Layout annotation records:
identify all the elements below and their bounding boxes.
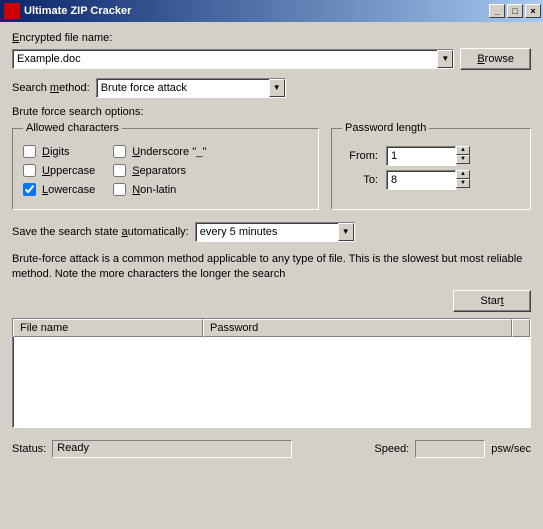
search-method-combo[interactable]: Brute force attack ▼: [96, 78, 286, 98]
app-icon: [4, 3, 20, 19]
password-column-header[interactable]: Password: [203, 319, 512, 337]
speed-label: Speed:: [374, 443, 409, 455]
password-length-legend: Password length: [342, 122, 429, 134]
uppercase-checkbox[interactable]: Uppercase: [23, 164, 95, 177]
search-method-label: Search method:: [12, 82, 90, 94]
save-interval-combo[interactable]: every 5 minutes ▼: [195, 222, 355, 242]
digits-checkbox[interactable]: Digits: [23, 145, 95, 158]
lowercase-checkbox[interactable]: Lowercase: [23, 183, 95, 196]
bf-options-label: Brute force search options:: [12, 106, 531, 118]
from-spinner[interactable]: ▲▼: [386, 146, 470, 166]
save-interval-value: every 5 minutes: [196, 226, 338, 238]
to-input[interactable]: [386, 170, 456, 190]
minimize-button[interactable]: _: [489, 4, 505, 18]
nonlatin-checkbox[interactable]: Non-latin: [113, 183, 206, 196]
encrypted-file-combo[interactable]: Example.doc ▼: [12, 49, 454, 69]
titlebar: Ultimate ZIP Cracker _ □ ×: [0, 0, 543, 22]
allowed-characters-legend: Allowed characters: [23, 122, 122, 134]
underscore-checkbox[interactable]: Underscore ''_'': [113, 145, 206, 158]
dropdown-icon[interactable]: ▼: [437, 50, 453, 68]
password-length-group: Password length From: ▲▼ To: ▲▼: [331, 122, 531, 210]
separators-checkbox[interactable]: Separators: [113, 164, 206, 177]
dropdown-icon[interactable]: ▼: [338, 223, 354, 241]
status-label: Status:: [12, 443, 46, 455]
column-spacer: [512, 319, 530, 337]
spin-up-icon[interactable]: ▲: [456, 146, 470, 155]
to-label: To:: [342, 174, 378, 186]
spin-up-icon[interactable]: ▲: [456, 170, 470, 179]
from-label: From:: [342, 150, 378, 162]
allowed-characters-group: Allowed characters Digits Uppercase Lowe…: [12, 122, 319, 210]
speed-unit: psw/sec: [491, 443, 531, 455]
status-value: Ready: [52, 440, 292, 458]
filename-column-header[interactable]: File name: [13, 319, 203, 337]
encrypted-file-value: Example.doc: [13, 53, 437, 65]
spin-down-icon[interactable]: ▼: [456, 155, 470, 164]
close-button[interactable]: ×: [525, 4, 541, 18]
results-table[interactable]: File name Password: [12, 318, 531, 428]
from-input[interactable]: [386, 146, 456, 166]
search-method-value: Brute force attack: [97, 82, 269, 94]
save-state-label: Save the search state automatically:: [12, 226, 189, 238]
to-spinner[interactable]: ▲▼: [386, 170, 470, 190]
encrypted-file-label: Encrypted file name:: [12, 32, 531, 44]
speed-value: [415, 440, 485, 458]
browse-button[interactable]: Browse: [460, 48, 531, 70]
window-title: Ultimate ZIP Cracker: [24, 5, 489, 17]
start-button[interactable]: Start: [453, 290, 531, 312]
description-text: Brute-force attack is a common method ap…: [12, 252, 531, 282]
status-bar: Status: Ready Speed: psw/sec: [0, 436, 543, 464]
spin-down-icon[interactable]: ▼: [456, 179, 470, 188]
dropdown-icon[interactable]: ▼: [269, 79, 285, 97]
maximize-button[interactable]: □: [507, 4, 523, 18]
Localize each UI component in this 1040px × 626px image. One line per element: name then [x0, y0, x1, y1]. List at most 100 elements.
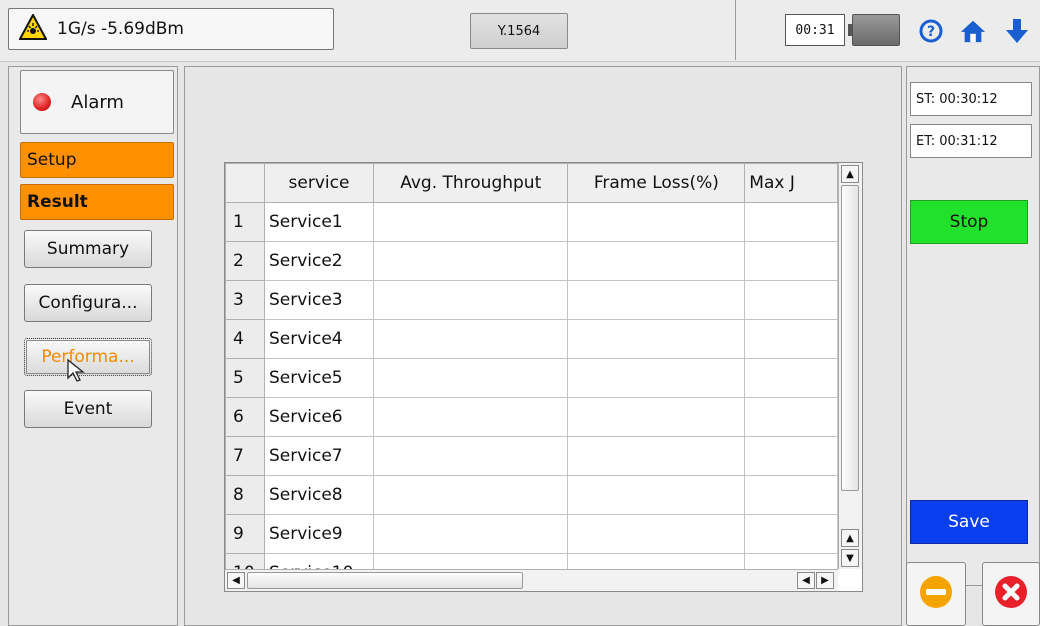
svg-text:?: ? [927, 24, 935, 40]
max-jitter-cell [744, 202, 838, 242]
throughput-cell [372, 514, 569, 554]
clock-display: 00:31 [785, 14, 845, 46]
frame-loss-cell [567, 514, 746, 554]
column-header-frame-loss[interactable]: Frame Loss(%) [567, 163, 746, 203]
row-number: 1 [225, 202, 265, 242]
minimize-button[interactable] [906, 562, 966, 626]
scroll-up-arrow-icon[interactable]: ▲ [841, 529, 859, 547]
row-number: 4 [225, 319, 265, 359]
scroll-right-arrow-icon[interactable]: ▶ [816, 572, 834, 589]
alarm-button[interactable]: Alarm [20, 70, 174, 134]
scroll-left-arrow-icon[interactable]: ◀ [797, 572, 815, 589]
table-row[interactable]: 4 Service4 [225, 319, 838, 359]
max-jitter-cell [744, 436, 838, 476]
service-cell: Service3 [263, 280, 374, 320]
nav-event-button[interactable]: Event [24, 390, 152, 428]
table-row[interactable]: 2 Service2 [225, 241, 838, 281]
throughput-cell [372, 202, 569, 242]
throughput-cell [372, 475, 569, 515]
scroll-up-arrow-icon[interactable]: ▲ [841, 165, 859, 183]
max-jitter-cell [744, 358, 838, 398]
table-row[interactable]: 3 Service3 [225, 280, 838, 320]
max-jitter-cell [744, 319, 838, 359]
table-row[interactable]: 5 Service5 [225, 358, 838, 398]
scroll-left-arrow-icon[interactable]: ◀ [227, 572, 245, 589]
signal-text: 1G/s -5.69dBm [57, 19, 184, 39]
scroll-down-arrow-icon[interactable]: ▼ [841, 549, 859, 567]
throughput-cell [372, 553, 569, 569]
max-jitter-cell [744, 553, 838, 569]
row-number: 7 [225, 436, 265, 476]
max-jitter-cell [744, 280, 838, 320]
row-number: 2 [225, 241, 265, 281]
stop-button[interactable]: Stop [910, 200, 1028, 244]
table-corner-cell [225, 163, 265, 203]
help-icon[interactable]: ? [918, 18, 944, 44]
row-number: 10 [225, 553, 265, 569]
frame-loss-cell [567, 475, 746, 515]
frame-loss-cell [567, 436, 746, 476]
throughput-cell [372, 319, 569, 359]
save-button[interactable]: Save [910, 500, 1028, 544]
frame-loss-cell [567, 241, 746, 281]
table-row[interactable]: 1 Service1 [225, 202, 838, 242]
nav-performance-button[interactable]: Performa... [24, 338, 152, 376]
horizontal-scroll-thumb[interactable] [247, 572, 523, 589]
tab-result[interactable]: Result [20, 184, 174, 220]
max-jitter-cell [744, 241, 838, 281]
throughput-cell [372, 280, 569, 320]
service-cell: Service1 [263, 202, 374, 242]
row-number: 5 [225, 358, 265, 398]
vertical-scroll-thumb[interactable] [841, 185, 859, 491]
frame-loss-cell [567, 280, 746, 320]
tab-setup[interactable]: Setup [20, 142, 174, 178]
column-header-avg-throughput[interactable]: Avg. Throughput [372, 163, 569, 203]
close-icon [993, 574, 1029, 614]
row-number: 3 [225, 280, 265, 320]
nav-summary-button[interactable]: Summary [24, 230, 152, 268]
alarm-indicator-icon [33, 93, 51, 111]
laser-warning-icon [18, 12, 48, 44]
service-cell: Service4 [263, 319, 374, 359]
close-button[interactable] [982, 562, 1040, 626]
max-jitter-cell [744, 475, 838, 515]
service-cell: Service10 [263, 553, 374, 569]
frame-loss-cell [567, 319, 746, 359]
frame-loss-cell [567, 358, 746, 398]
service-cell: Service9 [263, 514, 374, 554]
start-time-display: ST: 00:30:12 [910, 82, 1032, 116]
vertical-scrollbar[interactable]: ▲ ▲ ▼ [838, 163, 862, 569]
table-header-row: service Avg. Throughput Frame Loss(%) Ma… [225, 163, 838, 203]
results-table: service Avg. Throughput Frame Loss(%) Ma… [224, 162, 863, 592]
arrow-down-icon[interactable] [1004, 18, 1030, 44]
signal-status-box: 1G/s -5.69dBm [8, 8, 334, 50]
row-number: 8 [225, 475, 265, 515]
table-row[interactable]: 7 Service7 [225, 436, 838, 476]
max-jitter-cell [744, 514, 838, 554]
mode-button[interactable]: Y.1564 [470, 13, 568, 49]
throughput-cell [372, 241, 569, 281]
throughput-cell [372, 397, 569, 437]
table-row[interactable]: 6 Service6 [225, 397, 838, 437]
alarm-label: Alarm [71, 91, 124, 113]
max-jitter-cell [744, 397, 838, 437]
column-header-service[interactable]: service [263, 163, 374, 203]
row-number: 9 [225, 514, 265, 554]
table-row[interactable]: 8 Service8 [225, 475, 838, 515]
column-header-max-jitter[interactable]: Max J [744, 163, 838, 203]
minus-circle-icon [918, 574, 954, 614]
top-divider [735, 0, 736, 60]
home-icon[interactable] [960, 18, 986, 44]
throughput-cell [372, 436, 569, 476]
table-row[interactable]: 9 Service9 [225, 514, 838, 554]
horizontal-scrollbar[interactable]: ◀ ◀ ▶ [225, 569, 838, 591]
frame-loss-cell [567, 553, 746, 569]
row-number: 6 [225, 397, 265, 437]
battery-icon [848, 14, 900, 46]
mouse-cursor-icon [66, 358, 88, 388]
service-cell: Service5 [263, 358, 374, 398]
nav-configuration-button[interactable]: Configura... [24, 284, 152, 322]
frame-loss-cell [567, 202, 746, 242]
service-cell: Service7 [263, 436, 374, 476]
table-row[interactable]: 10Service10 [225, 553, 838, 569]
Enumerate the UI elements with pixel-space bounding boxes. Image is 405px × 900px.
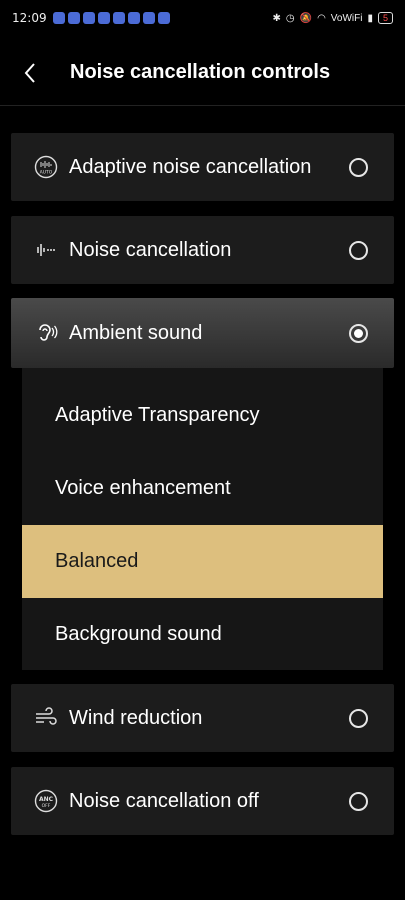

§ GOAL: Repeat the lines between the one containing "svg-text:?: ? [927, 24, 935, 40]" and the one containing "minimize-button[interactable] [906, 562, 966, 626]", both included.

§ RESPONSE TO THE TASK:
svg-text:?: ? [927, 24, 935, 40]
max-jitter-cell [744, 202, 838, 242]
throughput-cell [372, 514, 569, 554]
clock-display: 00:31 [785, 14, 845, 46]
frame-loss-cell [567, 514, 746, 554]
column-header-frame-loss[interactable]: Frame Loss(%) [567, 163, 746, 203]
row-number: 1 [225, 202, 265, 242]
minimize-button[interactable] [906, 562, 966, 626]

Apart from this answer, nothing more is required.